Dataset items
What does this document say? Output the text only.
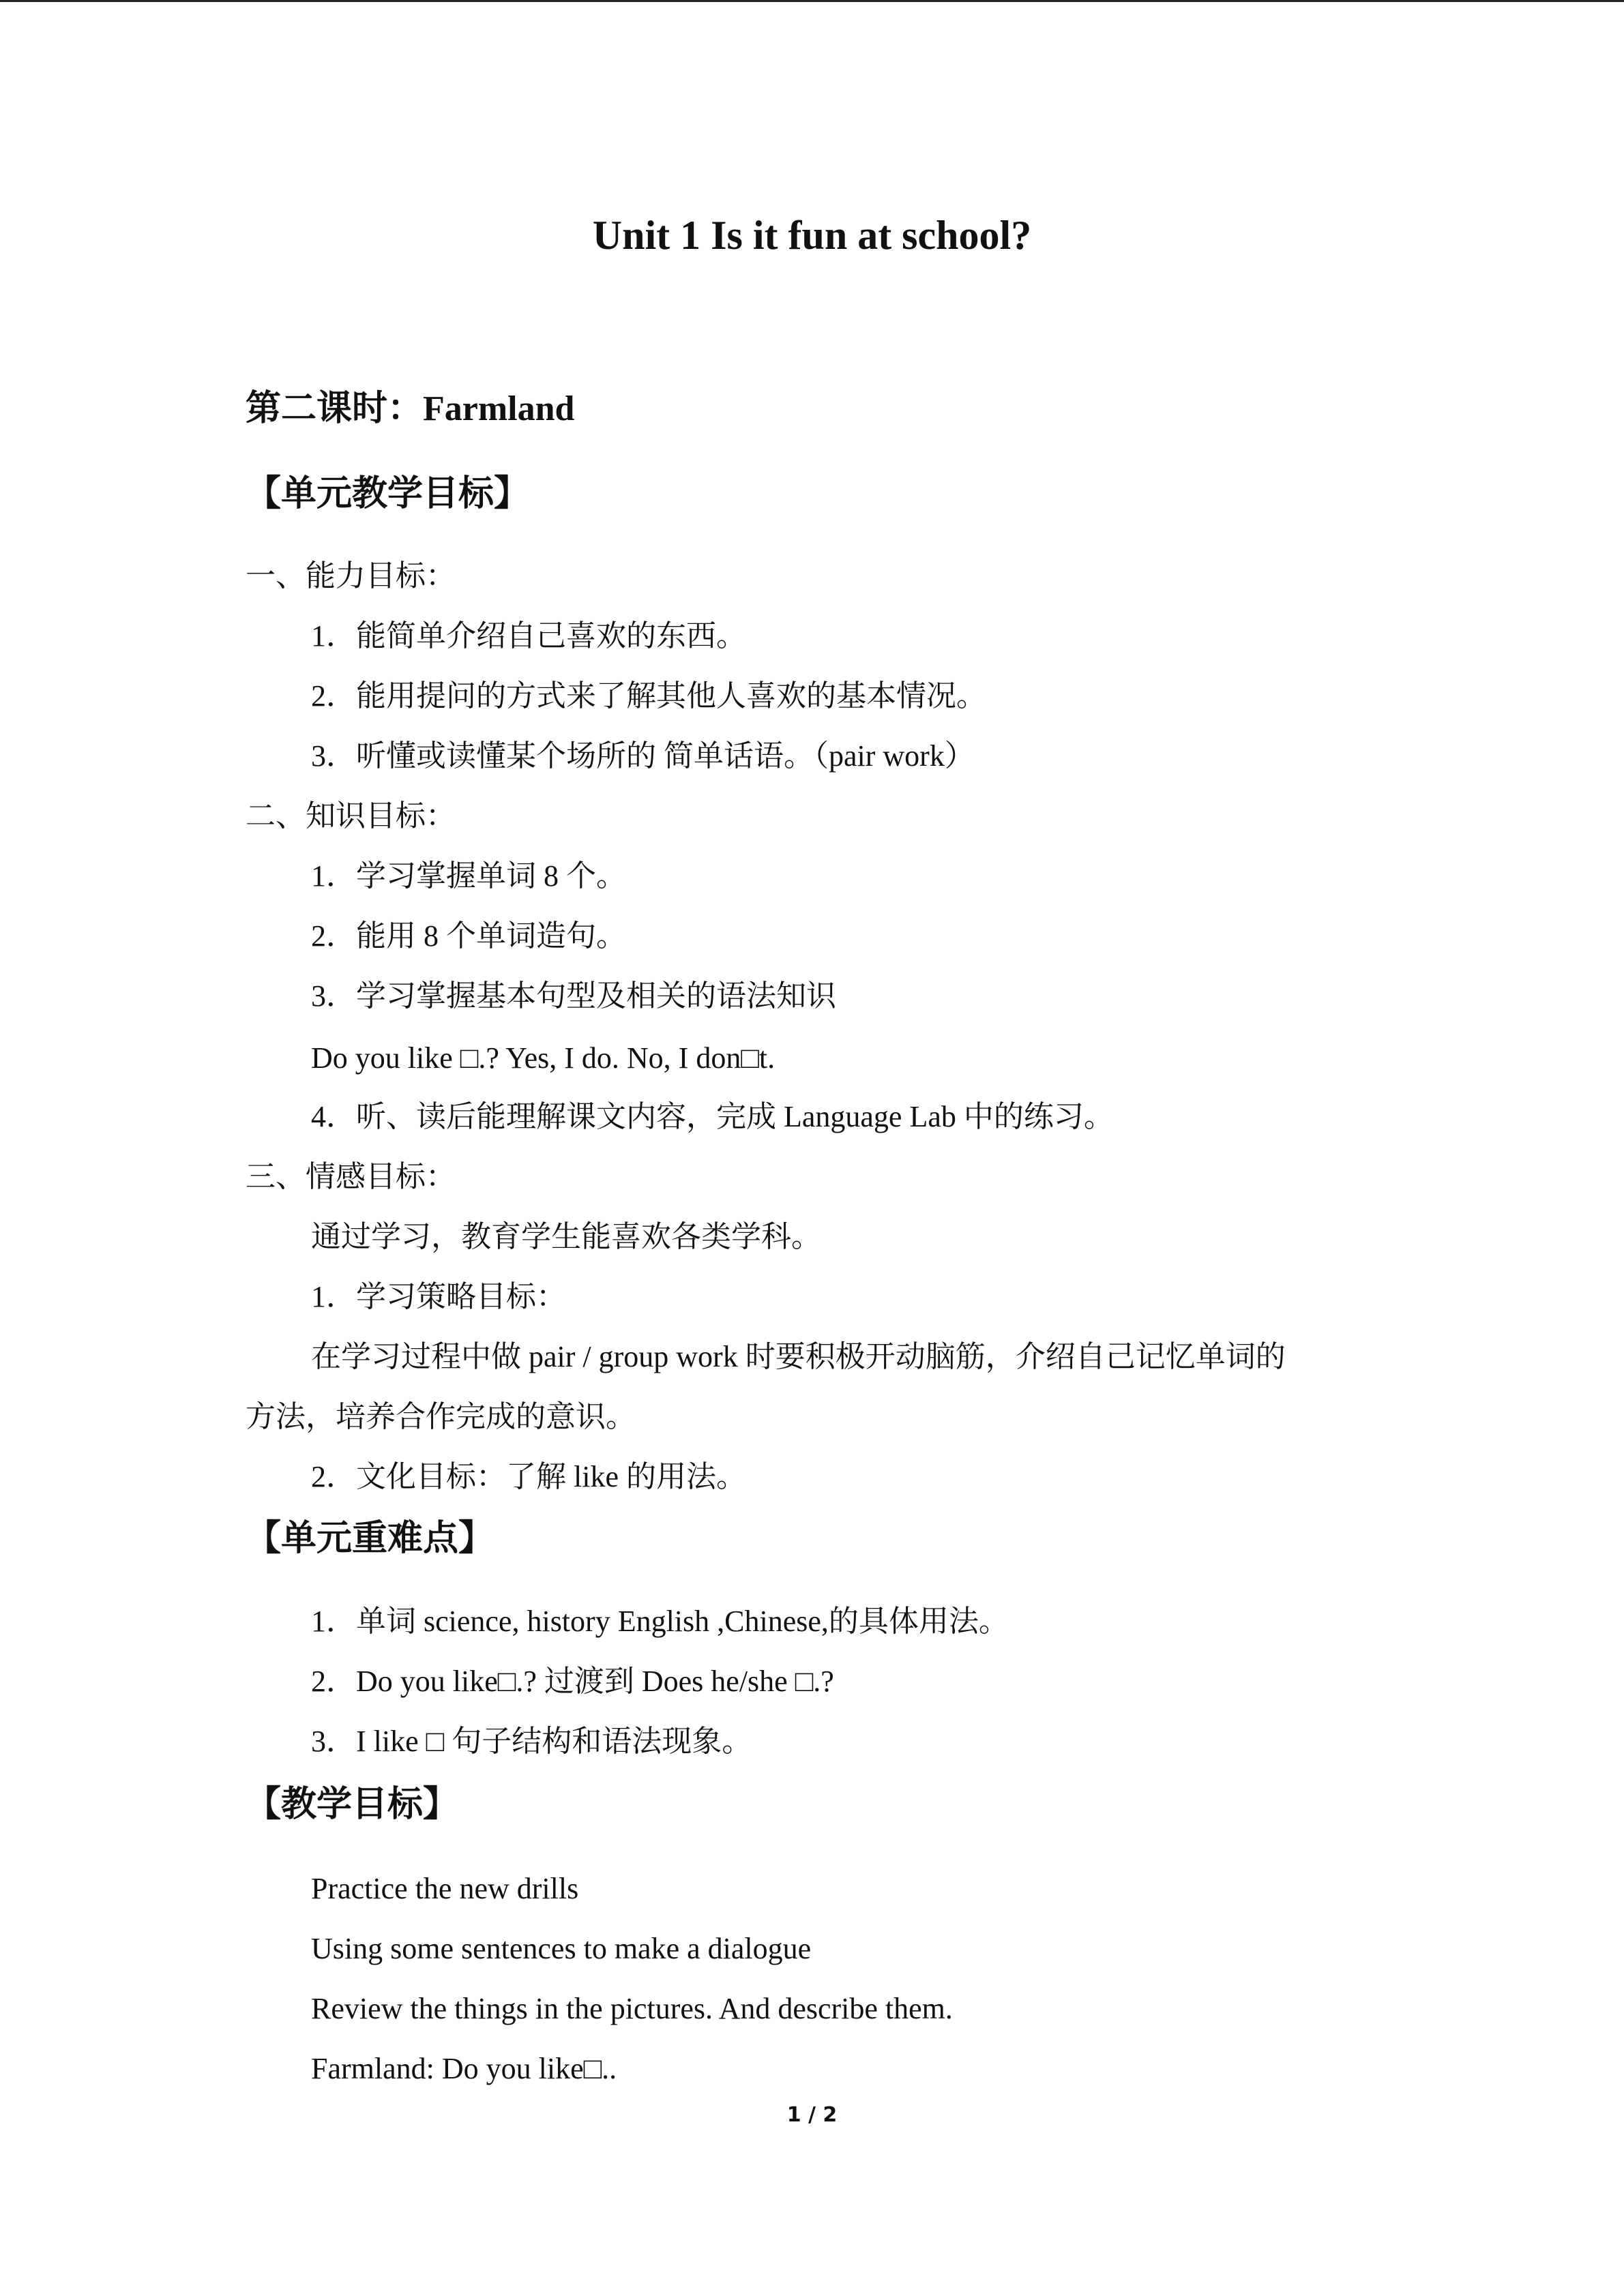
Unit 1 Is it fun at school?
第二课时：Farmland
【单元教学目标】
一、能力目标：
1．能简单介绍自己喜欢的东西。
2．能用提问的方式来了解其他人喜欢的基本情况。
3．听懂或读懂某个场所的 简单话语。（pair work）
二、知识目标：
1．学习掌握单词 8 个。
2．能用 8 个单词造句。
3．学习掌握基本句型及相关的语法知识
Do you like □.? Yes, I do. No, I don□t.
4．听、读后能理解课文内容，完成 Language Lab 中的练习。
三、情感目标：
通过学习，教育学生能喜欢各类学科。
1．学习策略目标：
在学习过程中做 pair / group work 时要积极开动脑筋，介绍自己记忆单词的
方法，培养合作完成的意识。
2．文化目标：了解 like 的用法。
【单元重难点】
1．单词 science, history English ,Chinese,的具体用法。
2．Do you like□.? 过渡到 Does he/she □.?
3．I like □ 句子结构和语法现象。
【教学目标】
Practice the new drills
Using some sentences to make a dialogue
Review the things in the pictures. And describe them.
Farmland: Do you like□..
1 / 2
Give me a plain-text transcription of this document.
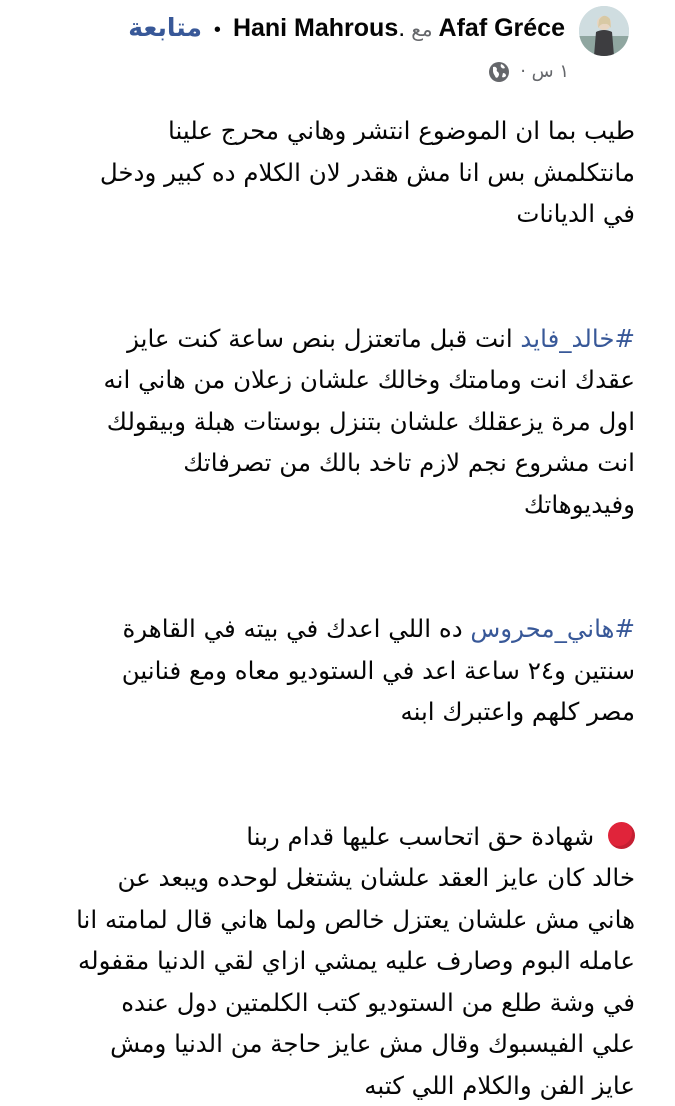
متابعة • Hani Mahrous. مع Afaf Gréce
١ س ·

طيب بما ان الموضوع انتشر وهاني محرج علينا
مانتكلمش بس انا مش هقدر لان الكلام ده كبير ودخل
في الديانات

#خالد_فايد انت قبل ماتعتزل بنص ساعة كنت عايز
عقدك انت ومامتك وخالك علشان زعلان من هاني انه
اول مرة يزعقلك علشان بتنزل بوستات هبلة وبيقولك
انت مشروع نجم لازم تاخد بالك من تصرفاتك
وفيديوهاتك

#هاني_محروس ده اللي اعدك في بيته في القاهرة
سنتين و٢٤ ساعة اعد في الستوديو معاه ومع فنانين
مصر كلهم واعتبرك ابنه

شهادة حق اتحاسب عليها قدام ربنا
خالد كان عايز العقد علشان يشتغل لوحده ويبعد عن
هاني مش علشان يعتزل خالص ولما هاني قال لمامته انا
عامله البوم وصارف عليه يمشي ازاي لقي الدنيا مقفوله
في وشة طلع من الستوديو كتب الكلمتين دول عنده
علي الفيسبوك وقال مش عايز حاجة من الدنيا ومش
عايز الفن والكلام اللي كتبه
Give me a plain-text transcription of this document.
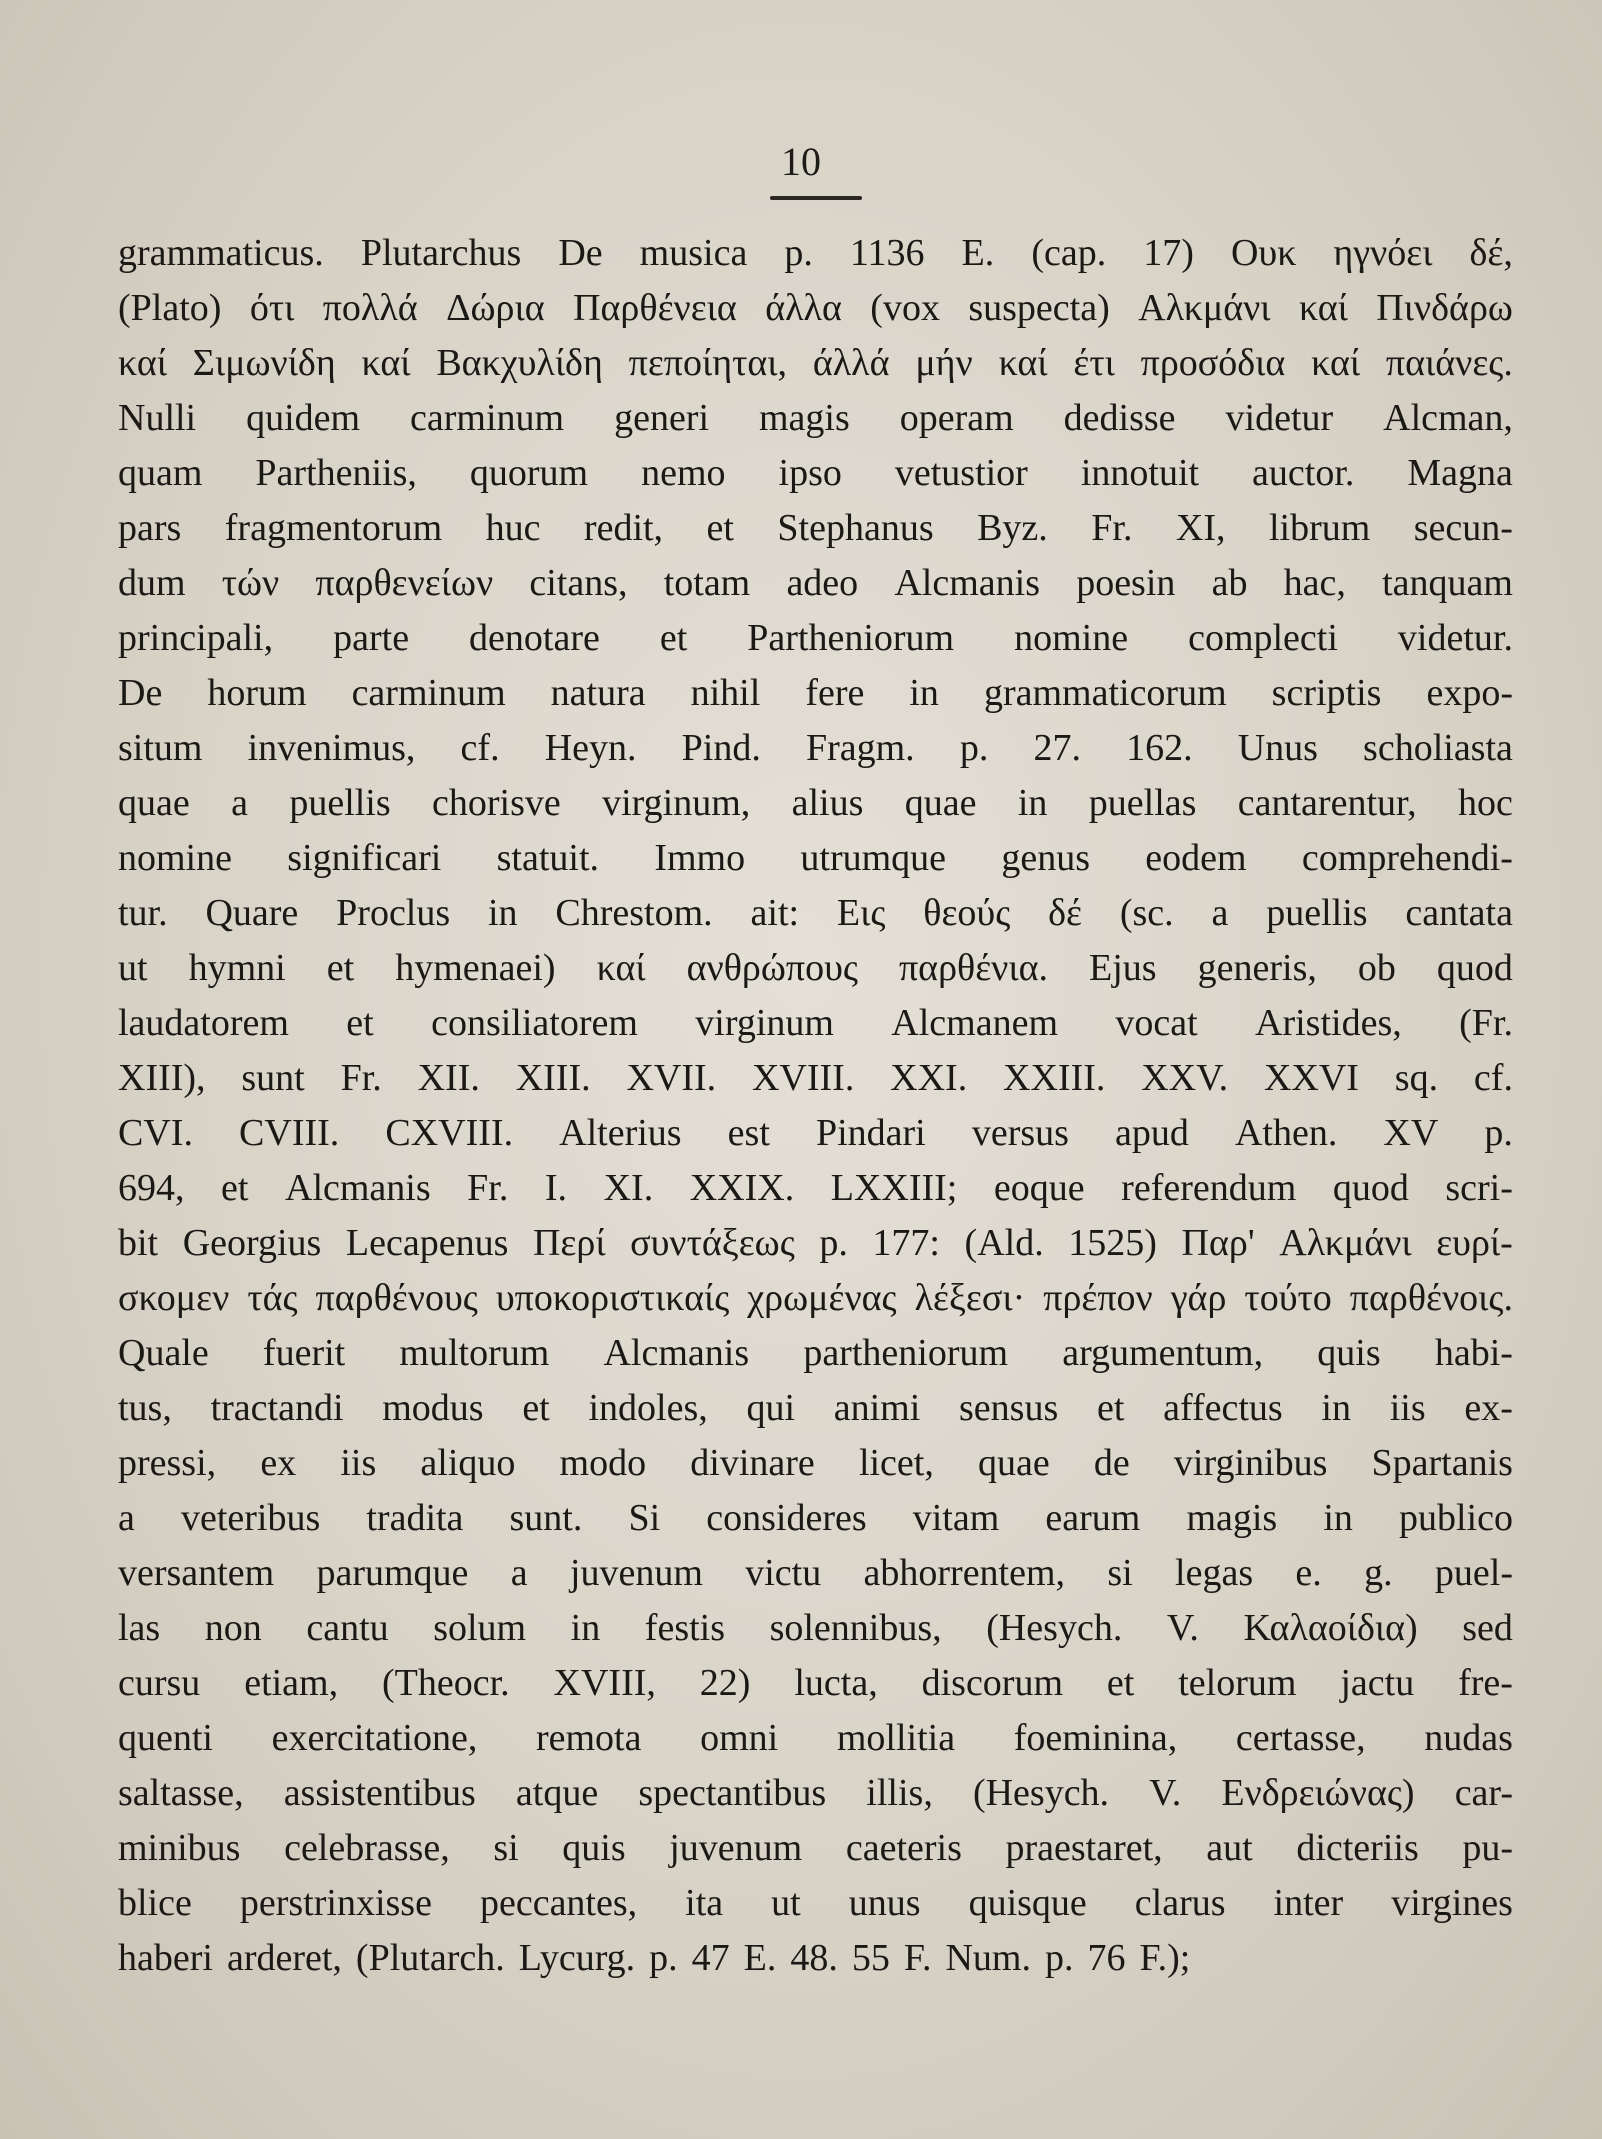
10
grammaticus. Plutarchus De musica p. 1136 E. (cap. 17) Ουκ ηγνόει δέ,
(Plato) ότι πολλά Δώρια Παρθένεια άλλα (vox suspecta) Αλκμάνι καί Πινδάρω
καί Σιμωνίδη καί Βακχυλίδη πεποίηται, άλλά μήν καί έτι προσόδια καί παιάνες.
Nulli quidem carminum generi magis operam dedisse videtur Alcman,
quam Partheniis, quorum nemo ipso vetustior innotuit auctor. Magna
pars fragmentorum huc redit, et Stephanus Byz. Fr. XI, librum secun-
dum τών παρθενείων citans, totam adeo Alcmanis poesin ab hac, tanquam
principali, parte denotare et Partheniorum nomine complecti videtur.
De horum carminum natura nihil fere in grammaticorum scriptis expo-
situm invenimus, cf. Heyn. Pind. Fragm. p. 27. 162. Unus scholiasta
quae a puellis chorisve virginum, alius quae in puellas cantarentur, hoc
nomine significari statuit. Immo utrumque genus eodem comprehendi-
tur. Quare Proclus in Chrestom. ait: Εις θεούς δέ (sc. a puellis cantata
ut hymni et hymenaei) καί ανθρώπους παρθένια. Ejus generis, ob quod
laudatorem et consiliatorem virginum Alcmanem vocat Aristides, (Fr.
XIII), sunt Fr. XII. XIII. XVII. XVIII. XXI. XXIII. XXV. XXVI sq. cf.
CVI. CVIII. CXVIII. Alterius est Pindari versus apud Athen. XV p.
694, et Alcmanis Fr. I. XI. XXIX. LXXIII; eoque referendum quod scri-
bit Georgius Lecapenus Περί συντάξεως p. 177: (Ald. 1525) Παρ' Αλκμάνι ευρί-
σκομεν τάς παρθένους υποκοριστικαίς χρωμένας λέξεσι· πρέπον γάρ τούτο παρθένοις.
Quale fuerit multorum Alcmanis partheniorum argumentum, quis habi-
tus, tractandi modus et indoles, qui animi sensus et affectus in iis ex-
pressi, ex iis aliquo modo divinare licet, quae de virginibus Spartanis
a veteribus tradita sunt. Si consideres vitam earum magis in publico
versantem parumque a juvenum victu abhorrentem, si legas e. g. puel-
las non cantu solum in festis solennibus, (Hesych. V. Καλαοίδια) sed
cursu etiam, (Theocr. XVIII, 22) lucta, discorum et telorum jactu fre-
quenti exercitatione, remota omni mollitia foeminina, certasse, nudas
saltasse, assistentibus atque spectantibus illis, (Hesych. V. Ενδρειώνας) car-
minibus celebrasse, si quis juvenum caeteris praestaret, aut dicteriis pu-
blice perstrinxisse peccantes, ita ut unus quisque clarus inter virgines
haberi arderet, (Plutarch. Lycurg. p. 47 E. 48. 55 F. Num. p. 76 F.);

» **Exercise**
Go through the records and show every line with the string "sunt" in it.

» **Exercise solution**
XIII), sunt Fr. XII. XIII. XVII. XVIII. XXI. XXIII. XXV. XXVI sq. cf.
a veteribus tradita sunt. Si consideres vitam earum magis in publico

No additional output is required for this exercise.